— Aim of the task —
Only lines containing the word "Valider" belong in the answer; copy each one from the records.

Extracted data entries
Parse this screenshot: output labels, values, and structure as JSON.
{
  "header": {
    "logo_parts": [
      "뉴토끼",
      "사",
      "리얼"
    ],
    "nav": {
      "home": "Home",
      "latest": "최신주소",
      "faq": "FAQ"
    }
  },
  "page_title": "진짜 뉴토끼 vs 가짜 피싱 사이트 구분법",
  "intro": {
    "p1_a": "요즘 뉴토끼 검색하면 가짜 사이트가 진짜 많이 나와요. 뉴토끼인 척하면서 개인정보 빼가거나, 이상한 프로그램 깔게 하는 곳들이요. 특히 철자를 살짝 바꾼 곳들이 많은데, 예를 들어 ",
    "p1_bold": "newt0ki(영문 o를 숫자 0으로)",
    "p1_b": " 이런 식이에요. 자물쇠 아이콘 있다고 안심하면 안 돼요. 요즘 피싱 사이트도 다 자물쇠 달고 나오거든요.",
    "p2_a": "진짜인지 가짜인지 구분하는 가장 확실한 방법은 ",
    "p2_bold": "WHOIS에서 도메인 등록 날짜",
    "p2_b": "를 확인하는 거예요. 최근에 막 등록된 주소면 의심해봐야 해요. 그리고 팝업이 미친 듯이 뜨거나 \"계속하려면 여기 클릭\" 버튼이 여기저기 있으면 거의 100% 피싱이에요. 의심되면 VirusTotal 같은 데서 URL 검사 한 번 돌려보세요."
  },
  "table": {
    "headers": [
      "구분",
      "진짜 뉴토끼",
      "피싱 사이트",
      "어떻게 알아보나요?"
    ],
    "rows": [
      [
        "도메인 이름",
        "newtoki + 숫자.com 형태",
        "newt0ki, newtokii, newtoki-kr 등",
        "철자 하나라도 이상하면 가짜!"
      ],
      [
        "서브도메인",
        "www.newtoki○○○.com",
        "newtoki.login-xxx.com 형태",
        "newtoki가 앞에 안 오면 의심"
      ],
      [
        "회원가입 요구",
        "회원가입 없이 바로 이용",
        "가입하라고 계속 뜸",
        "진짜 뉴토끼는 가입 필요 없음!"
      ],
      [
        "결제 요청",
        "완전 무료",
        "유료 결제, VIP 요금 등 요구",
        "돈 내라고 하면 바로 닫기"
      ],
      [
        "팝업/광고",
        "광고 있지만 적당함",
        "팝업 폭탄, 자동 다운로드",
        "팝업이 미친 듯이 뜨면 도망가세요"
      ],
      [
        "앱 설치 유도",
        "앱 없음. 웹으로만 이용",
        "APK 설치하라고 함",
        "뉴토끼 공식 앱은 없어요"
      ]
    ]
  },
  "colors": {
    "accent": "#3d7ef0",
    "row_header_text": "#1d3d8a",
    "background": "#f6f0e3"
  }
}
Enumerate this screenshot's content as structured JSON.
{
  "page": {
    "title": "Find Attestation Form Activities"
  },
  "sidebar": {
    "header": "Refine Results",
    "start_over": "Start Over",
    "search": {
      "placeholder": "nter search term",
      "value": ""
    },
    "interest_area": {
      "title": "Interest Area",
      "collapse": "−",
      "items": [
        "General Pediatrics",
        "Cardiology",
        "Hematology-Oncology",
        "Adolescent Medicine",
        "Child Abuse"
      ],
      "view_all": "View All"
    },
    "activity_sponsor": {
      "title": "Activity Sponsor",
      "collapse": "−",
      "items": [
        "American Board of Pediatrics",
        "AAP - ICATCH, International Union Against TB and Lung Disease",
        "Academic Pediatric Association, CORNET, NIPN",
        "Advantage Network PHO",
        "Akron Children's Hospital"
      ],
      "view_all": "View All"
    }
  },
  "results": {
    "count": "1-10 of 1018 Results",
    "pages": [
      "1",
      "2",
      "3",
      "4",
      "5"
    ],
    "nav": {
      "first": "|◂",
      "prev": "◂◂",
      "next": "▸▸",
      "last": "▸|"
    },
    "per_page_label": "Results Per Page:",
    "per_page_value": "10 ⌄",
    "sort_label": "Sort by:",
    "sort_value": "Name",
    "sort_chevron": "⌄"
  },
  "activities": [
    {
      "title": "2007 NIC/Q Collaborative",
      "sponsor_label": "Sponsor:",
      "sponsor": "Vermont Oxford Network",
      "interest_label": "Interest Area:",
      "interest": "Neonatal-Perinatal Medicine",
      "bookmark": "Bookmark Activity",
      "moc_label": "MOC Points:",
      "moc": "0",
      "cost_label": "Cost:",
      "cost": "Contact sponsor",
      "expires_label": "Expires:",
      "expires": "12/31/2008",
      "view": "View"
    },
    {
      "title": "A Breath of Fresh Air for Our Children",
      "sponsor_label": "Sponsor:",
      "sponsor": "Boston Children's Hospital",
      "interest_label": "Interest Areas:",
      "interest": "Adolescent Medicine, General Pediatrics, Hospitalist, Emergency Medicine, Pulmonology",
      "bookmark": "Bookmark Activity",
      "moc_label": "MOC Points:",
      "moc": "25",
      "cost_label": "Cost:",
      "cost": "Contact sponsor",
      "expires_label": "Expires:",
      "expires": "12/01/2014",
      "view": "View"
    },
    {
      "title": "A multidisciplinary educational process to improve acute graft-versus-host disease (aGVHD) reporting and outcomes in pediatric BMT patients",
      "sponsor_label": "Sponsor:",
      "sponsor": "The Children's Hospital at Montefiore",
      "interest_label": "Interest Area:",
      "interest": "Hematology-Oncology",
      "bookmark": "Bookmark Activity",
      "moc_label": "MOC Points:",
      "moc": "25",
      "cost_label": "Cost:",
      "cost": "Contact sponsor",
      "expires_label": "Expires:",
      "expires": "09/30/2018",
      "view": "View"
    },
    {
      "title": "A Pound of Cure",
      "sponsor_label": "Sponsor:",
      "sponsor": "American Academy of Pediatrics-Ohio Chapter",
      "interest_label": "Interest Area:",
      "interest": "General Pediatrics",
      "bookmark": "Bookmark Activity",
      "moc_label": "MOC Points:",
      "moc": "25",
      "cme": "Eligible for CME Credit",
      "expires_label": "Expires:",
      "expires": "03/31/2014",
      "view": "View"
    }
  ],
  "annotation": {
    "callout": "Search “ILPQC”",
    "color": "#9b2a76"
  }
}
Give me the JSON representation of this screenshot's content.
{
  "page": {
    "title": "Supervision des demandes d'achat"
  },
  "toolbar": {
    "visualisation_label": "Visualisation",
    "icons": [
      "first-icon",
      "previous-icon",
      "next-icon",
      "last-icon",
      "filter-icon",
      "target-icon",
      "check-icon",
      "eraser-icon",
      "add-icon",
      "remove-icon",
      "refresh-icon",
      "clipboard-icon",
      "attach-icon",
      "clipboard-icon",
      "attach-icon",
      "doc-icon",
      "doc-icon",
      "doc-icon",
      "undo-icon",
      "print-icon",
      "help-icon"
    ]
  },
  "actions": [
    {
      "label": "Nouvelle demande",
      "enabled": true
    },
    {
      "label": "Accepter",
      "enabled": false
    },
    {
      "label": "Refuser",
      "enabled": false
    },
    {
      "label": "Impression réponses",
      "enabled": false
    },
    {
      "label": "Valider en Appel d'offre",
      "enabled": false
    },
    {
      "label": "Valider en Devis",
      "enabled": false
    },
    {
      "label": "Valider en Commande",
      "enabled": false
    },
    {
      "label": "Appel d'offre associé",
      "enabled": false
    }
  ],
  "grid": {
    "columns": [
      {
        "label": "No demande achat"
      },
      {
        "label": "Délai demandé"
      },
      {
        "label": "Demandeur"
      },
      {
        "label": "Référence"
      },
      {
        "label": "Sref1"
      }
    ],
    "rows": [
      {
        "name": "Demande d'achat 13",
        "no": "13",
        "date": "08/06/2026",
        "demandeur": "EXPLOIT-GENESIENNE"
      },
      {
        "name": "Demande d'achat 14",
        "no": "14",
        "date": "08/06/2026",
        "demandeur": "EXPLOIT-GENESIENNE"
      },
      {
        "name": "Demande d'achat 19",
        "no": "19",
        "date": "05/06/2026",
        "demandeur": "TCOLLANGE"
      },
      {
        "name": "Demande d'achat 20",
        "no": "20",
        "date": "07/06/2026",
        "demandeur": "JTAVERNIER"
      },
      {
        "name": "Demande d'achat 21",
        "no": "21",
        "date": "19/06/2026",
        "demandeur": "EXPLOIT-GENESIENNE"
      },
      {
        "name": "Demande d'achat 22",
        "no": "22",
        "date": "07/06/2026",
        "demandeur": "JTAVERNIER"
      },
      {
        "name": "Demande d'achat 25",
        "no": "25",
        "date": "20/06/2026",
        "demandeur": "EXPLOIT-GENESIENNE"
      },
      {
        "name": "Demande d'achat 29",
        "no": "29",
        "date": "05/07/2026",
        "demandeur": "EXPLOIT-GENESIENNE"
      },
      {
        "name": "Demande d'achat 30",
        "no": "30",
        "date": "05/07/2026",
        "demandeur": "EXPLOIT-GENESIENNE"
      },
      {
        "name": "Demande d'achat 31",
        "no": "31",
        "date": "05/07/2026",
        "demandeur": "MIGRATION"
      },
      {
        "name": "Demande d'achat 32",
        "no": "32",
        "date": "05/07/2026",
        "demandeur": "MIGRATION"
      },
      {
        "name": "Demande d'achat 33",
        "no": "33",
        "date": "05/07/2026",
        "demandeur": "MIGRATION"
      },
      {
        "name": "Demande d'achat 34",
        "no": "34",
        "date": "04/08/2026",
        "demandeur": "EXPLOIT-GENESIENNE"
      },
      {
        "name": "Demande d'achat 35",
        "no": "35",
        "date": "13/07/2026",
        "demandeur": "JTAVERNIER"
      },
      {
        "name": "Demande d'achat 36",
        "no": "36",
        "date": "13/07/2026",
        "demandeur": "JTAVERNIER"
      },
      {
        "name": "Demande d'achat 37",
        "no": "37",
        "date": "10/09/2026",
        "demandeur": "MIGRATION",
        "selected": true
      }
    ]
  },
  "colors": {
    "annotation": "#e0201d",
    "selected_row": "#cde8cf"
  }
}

— Answer box —
      "label": "Valider en Appel d'offre",
      "label": "Valider en Devis",
      "label": "Valider en Commande",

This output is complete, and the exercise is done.